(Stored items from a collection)
◆ ◆ ◆

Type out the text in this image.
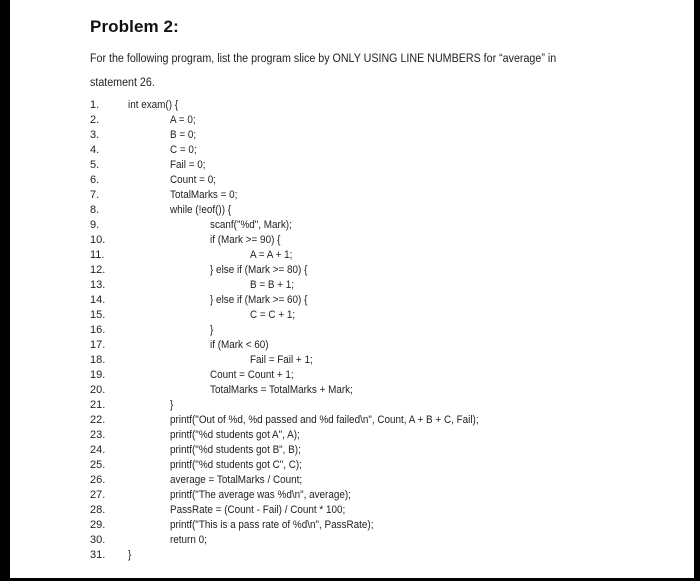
Problem 2:
For the following program, list the program slice by ONLY USING LINE NUMBERS for “average” in
statement 26.
1.	int exam() {
2.	A = 0;
3.	B = 0;
4.	C = 0;
5.	Fail = 0;
6.	Count = 0;
7.	TotalMarks = 0;
8.	while (!eof()) {
9.	scanf("%d", Mark);
10.	if (Mark >= 90) {
11.	A = A + 1;
12.	} else if (Mark >= 80) {
13.	B = B + 1;
14.	} else if (Mark >= 60) {
15.	C = C + 1;
16.	}
17.	if (Mark < 60)
18.	Fail = Fail + 1;
19.	Count = Count + 1;
20.	TotalMarks = TotalMarks + Mark;
21.	}
22.	printf("Out of %d, %d passed and %d failed\n", Count, A + B + C, Fail);
23.	printf("%d students got A", A);
24.	printf("%d students got B", B);
25.	printf("%d students got C", C);
26.	average = TotalMarks / Count;
27.	printf("The average was %d\n", average);
28.	PassRate = (Count - Fail) / Count * 100;
29.	printf("This is a pass rate of %d\n", PassRate);
30.	return 0;
31. }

◆ ◆ ◆

Repeat every record precisely. Any picture among them stays out of the copy.

**Correct response**:
Type out the text in this image.
Problem 2:
For the following program, list the program slice by ONLY USING LINE NUMBERS for “average” in
statement 26.
1.	int exam() {
2.	A = 0;
3.	B = 0;
4.	C = 0;
5.	Fail = 0;
6.	Count = 0;
7.	TotalMarks = 0;
8.	while (!eof()) {
9.	scanf("%d", Mark);
10.	if (Mark >= 90) {
11.	A = A + 1;
12.	} else if (Mark >= 80) {
13.	B = B + 1;
14.	} else if (Mark >= 60) {
15.	C = C + 1;
16.	}
17.	if (Mark < 60)
18.	Fail = Fail + 1;
19.	Count = Count + 1;
20.	TotalMarks = TotalMarks + Mark;
21.	}
22.	printf("Out of %d, %d passed and %d failed\n", Count, A + B + C, Fail);
23.	printf("%d students got A", A);
24.	printf("%d students got B", B);
25.	printf("%d students got C", C);
26.	average = TotalMarks / Count;
27.	printf("The average was %d\n", average);
28.	PassRate = (Count - Fail) / Count * 100;
29.	printf("This is a pass rate of %d\n", PassRate);
30.	return 0;
31. }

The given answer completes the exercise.